▶ [Task requirements] Give the listing again character for character, but drop the images.

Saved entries
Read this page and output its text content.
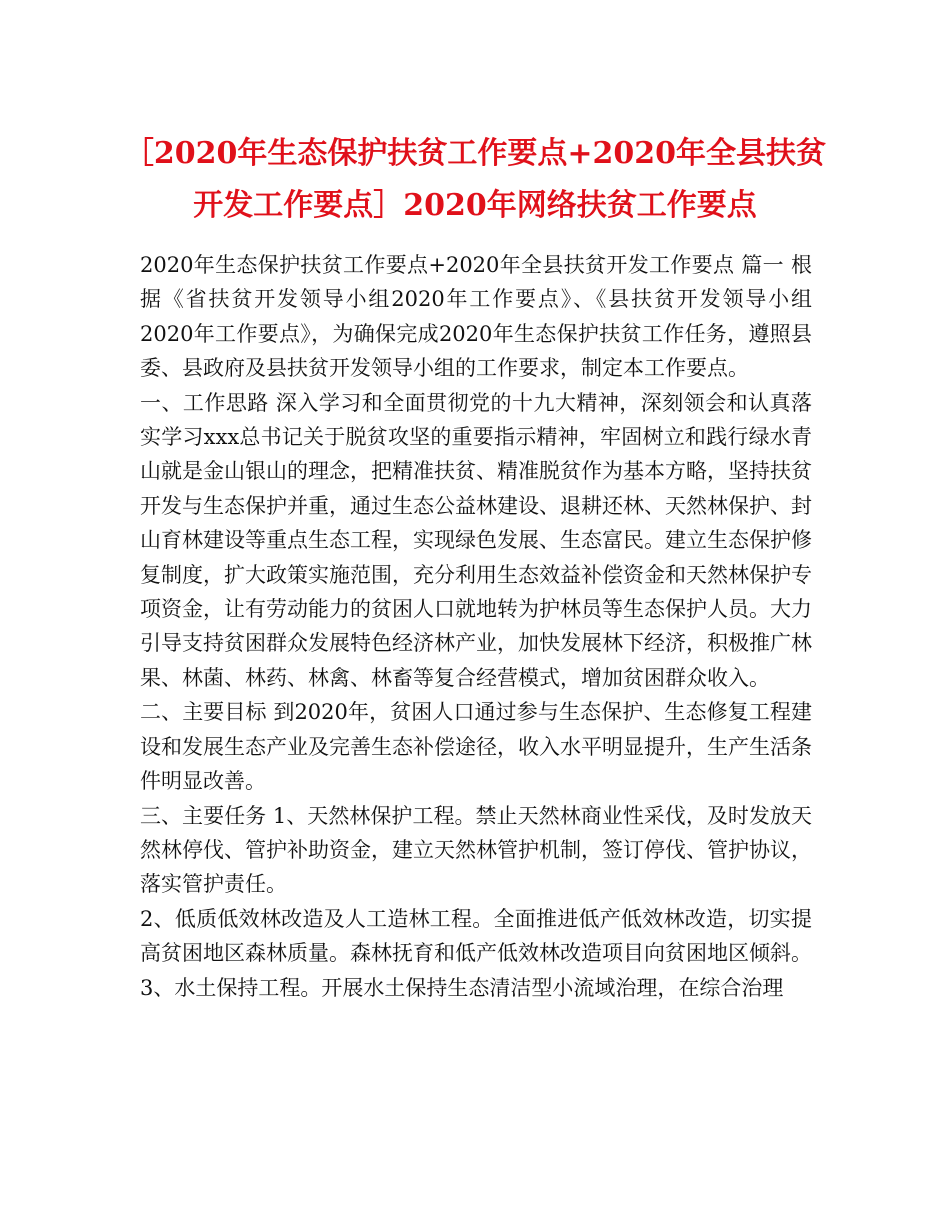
［2020年生态保护扶贫工作要点+2020年全县扶贫开发工作要点］2020年网络扶贫工作要点

2020年生态保护扶贫工作要点+2020年全县扶贫开发工作要点 篇一 根据《省扶贫开发领导小组2020年工作要点》、《县扶贫开发领导小组2020年工作要点》，为确保完成2020年生态保护扶贫工作任务，遵照县委、县政府及县扶贫开发领导小组的工作要求，制定本工作要点。

一、工作思路 深入学习和全面贯彻党的十九大精神，深刻领会和认真落实学习xxx总书记关于脱贫攻坚的重要指示精神，牢固树立和践行绿水青山就是金山银山的理念，把精准扶贫、精准脱贫作为基本方略，坚持扶贫开发与生态保护并重，通过生态公益林建设、退耕还林、天然林保护、封山育林建设等重点生态工程，实现绿色发展、生态富民。建立生态保护修复制度，扩大政策实施范围，充分利用生态效益补偿资金和天然林保护专项资金，让有劳动能力的贫困人口就地转为护林员等生态保护人员。大力引导支持贫困群众发展特色经济林产业，加快发展林下经济，积极推广林果、林菌、林药、林禽、林畜等复合经营模式，增加贫困群众收入。

二、主要目标 到2020年，贫困人口通过参与生态保护、生态修复工程建设和发展生态产业及完善生态补偿途径，收入水平明显提升，生产生活条件明显改善。

三、主要任务 1、天然林保护工程。禁止天然林商业性采伐，及时发放天然林停伐、管护补助资金，建立天然林管护机制，签订停伐、管护协议，落实管护责任。

2、低质低效林改造及人工造林工程。全面推进低产低效林改造，切实提高贫困地区森林质量。森林抚育和低产低效林改造项目向贫困地区倾斜。

3、水土保持工程。开展水土保持生态清洁型小流域治理，在综合治理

▶ [Result of this task]
Read this page and output its text content.
［2020年生态保护扶贫工作要点+2020年全县扶贫开发工作要点］2020年网络扶贫工作要点

2020年生态保护扶贫工作要点+2020年全县扶贫开发工作要点 篇一 根据《省扶贫开发领导小组2020年工作要点》、《县扶贫开发领导小组2020年工作要点》，为确保完成2020年生态保护扶贫工作任务，遵照县委、县政府及县扶贫开发领导小组的工作要求，制定本工作要点。

一、工作思路 深入学习和全面贯彻党的十九大精神，深刻领会和认真落实学习xxx总书记关于脱贫攻坚的重要指示精神，牢固树立和践行绿水青山就是金山银山的理念，把精准扶贫、精准脱贫作为基本方略，坚持扶贫开发与生态保护并重，通过生态公益林建设、退耕还林、天然林保护、封山育林建设等重点生态工程，实现绿色发展、生态富民。建立生态保护修复制度，扩大政策实施范围，充分利用生态效益补偿资金和天然林保护专项资金，让有劳动能力的贫困人口就地转为护林员等生态保护人员。大力引导支持贫困群众发展特色经济林产业，加快发展林下经济，积极推广林果、林菌、林药、林禽、林畜等复合经营模式，增加贫困群众收入。

二、主要目标 到2020年，贫困人口通过参与生态保护、生态修复工程建设和发展生态产业及完善生态补偿途径，收入水平明显提升，生产生活条件明显改善。

三、主要任务 1、天然林保护工程。禁止天然林商业性采伐，及时发放天然林停伐、管护补助资金，建立天然林管护机制，签订停伐、管护协议，落实管护责任。

2、低质低效林改造及人工造林工程。全面推进低产低效林改造，切实提高贫困地区森林质量。森林抚育和低产低效林改造项目向贫困地区倾斜。

3、水土保持工程。开展水土保持生态清洁型小流域治理，在综合治理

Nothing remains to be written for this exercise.